■ The request:
In the entries below, identify every line with the string "Direction" and copy it.

■ Records supplied:

============

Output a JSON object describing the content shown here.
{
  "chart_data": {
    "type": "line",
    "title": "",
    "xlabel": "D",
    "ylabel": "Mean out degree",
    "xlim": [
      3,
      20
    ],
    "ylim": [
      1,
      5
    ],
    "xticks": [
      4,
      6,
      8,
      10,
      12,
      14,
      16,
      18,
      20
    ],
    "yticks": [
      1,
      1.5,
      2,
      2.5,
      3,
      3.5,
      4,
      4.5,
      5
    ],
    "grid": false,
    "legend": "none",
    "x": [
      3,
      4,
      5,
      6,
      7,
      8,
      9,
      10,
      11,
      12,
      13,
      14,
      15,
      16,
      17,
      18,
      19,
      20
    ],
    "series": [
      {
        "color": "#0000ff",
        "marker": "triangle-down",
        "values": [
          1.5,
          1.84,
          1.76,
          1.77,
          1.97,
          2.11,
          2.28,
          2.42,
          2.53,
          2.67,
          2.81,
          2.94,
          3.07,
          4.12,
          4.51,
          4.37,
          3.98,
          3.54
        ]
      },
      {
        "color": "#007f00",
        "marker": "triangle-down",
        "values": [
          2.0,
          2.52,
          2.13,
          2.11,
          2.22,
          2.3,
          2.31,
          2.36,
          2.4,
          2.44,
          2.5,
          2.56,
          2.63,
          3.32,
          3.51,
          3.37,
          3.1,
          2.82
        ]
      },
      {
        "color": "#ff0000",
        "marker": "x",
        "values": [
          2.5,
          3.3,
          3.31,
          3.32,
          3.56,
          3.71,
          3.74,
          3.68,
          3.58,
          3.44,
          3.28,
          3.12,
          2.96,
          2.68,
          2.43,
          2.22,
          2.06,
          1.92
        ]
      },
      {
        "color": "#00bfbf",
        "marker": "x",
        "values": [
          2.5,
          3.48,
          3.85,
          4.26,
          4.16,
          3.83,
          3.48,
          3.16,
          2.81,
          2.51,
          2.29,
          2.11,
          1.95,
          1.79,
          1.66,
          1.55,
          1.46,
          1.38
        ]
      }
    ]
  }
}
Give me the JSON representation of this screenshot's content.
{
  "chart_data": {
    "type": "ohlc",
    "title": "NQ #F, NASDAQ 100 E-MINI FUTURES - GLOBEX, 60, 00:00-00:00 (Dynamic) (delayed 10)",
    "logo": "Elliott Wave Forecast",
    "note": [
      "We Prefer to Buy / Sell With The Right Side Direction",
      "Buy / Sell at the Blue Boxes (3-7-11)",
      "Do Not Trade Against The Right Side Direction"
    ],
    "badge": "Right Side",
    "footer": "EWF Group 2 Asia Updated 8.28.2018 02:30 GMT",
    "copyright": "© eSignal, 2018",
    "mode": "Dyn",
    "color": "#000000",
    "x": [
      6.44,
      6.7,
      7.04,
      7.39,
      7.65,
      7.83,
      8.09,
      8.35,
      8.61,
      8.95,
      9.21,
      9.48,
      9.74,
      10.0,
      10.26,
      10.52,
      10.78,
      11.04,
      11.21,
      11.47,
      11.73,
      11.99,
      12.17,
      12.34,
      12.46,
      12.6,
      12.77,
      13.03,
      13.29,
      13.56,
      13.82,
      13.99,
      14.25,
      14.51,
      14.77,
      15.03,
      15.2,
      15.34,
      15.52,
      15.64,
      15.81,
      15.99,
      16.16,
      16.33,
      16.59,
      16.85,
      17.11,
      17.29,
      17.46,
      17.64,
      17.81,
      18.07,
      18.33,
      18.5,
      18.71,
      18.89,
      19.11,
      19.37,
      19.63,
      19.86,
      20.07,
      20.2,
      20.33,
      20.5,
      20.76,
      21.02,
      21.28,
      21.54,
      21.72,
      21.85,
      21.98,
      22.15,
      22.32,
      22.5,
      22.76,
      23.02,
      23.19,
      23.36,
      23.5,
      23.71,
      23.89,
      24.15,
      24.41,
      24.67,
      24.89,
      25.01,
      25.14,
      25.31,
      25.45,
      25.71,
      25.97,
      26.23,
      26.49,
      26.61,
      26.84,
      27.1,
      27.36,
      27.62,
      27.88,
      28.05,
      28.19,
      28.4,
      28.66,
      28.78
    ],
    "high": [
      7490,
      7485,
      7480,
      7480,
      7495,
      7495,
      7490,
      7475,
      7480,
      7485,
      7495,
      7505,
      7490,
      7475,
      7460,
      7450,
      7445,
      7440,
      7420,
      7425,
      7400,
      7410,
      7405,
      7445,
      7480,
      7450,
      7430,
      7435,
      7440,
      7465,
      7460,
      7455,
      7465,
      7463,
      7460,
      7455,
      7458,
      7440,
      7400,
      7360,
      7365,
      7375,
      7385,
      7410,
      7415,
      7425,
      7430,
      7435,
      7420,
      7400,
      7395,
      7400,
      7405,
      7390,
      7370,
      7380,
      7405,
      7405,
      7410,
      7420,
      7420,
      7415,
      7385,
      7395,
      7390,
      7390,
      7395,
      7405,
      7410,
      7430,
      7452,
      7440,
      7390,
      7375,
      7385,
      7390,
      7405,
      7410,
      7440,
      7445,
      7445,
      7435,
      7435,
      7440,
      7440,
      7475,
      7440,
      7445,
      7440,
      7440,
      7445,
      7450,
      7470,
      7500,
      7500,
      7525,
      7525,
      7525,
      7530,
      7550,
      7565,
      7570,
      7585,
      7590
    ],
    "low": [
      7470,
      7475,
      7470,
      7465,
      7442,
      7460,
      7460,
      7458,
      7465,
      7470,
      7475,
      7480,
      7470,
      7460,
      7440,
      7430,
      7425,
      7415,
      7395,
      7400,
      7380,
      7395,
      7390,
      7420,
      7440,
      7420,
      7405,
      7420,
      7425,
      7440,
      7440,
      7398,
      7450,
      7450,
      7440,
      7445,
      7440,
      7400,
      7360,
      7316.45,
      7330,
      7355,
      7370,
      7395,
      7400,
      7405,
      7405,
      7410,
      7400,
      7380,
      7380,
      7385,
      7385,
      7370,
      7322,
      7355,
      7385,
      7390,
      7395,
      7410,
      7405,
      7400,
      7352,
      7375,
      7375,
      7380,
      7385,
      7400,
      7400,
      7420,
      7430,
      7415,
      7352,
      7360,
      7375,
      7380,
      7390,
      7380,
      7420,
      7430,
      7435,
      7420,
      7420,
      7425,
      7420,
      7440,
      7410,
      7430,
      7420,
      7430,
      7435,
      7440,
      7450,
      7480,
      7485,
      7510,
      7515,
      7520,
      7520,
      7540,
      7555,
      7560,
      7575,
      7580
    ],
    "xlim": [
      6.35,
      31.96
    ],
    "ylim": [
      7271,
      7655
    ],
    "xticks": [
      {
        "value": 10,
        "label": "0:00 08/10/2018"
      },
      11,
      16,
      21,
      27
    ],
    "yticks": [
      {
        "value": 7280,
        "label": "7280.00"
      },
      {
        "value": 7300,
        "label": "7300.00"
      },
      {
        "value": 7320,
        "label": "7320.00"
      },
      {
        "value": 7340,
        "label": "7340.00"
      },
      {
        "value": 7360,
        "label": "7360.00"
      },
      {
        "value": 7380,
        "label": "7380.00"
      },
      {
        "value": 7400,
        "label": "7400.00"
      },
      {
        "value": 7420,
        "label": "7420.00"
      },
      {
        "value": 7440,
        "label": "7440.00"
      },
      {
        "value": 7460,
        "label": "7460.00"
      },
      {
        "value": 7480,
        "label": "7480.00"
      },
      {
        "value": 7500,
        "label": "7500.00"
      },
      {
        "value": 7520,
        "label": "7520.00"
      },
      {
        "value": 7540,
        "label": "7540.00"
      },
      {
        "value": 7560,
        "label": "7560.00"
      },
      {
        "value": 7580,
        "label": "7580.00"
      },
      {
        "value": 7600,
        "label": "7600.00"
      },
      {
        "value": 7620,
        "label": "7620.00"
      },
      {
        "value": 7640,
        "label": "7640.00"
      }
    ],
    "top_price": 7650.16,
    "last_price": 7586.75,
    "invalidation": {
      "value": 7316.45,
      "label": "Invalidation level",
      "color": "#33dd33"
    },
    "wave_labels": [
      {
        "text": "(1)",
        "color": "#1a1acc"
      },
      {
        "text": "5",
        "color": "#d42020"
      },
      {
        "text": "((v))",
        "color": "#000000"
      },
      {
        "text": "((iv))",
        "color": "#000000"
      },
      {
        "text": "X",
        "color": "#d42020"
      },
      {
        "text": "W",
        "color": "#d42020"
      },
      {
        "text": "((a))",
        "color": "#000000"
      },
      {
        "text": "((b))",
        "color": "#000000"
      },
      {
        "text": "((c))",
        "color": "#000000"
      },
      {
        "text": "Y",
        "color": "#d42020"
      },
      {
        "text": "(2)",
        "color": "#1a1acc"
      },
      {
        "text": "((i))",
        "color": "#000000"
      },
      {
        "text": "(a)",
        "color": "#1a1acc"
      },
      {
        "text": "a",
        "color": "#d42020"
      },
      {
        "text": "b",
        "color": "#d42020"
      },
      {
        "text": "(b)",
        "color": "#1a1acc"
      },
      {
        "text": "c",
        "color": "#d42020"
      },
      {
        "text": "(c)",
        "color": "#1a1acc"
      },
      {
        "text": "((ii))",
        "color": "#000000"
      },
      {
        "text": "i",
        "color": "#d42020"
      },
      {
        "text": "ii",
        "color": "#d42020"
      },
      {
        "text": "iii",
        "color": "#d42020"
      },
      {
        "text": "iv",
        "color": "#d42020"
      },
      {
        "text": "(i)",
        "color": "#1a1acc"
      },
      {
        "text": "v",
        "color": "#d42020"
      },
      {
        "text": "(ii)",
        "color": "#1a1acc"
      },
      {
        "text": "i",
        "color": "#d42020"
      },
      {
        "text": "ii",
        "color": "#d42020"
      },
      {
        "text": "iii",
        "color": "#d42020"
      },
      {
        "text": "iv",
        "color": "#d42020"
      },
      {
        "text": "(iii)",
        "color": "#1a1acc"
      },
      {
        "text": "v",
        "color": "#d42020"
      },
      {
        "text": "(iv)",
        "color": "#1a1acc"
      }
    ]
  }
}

============

■ Complete answer:
      "We Prefer to Buy / Sell With The Right Side Direction",
      "Do Not Trade Against The Right Side Direction"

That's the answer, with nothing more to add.